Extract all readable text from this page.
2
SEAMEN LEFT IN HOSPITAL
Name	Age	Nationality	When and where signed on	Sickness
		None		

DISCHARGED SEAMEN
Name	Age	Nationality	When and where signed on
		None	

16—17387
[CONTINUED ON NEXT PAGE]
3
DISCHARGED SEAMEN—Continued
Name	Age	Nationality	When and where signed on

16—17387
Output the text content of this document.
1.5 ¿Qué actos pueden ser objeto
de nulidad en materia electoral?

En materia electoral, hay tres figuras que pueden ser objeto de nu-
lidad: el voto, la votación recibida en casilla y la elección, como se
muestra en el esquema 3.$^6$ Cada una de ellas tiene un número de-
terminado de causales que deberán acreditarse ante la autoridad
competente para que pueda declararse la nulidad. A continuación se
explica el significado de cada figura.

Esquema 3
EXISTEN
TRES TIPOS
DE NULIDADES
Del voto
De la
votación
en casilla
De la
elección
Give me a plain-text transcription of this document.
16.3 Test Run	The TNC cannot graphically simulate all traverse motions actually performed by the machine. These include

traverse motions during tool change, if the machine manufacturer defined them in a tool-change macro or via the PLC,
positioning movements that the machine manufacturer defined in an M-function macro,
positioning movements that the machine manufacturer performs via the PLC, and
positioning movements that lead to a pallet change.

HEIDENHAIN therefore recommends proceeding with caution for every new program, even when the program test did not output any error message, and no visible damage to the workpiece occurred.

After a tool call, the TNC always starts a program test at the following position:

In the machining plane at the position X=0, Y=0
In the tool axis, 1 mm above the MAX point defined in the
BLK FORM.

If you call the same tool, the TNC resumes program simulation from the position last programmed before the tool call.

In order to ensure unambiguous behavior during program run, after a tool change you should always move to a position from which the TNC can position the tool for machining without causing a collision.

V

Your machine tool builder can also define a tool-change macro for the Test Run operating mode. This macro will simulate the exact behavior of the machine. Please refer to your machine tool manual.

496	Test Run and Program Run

------------------------------

Identify the lines in the records above that contain the word "defined", then state how many there are and nothing more.

3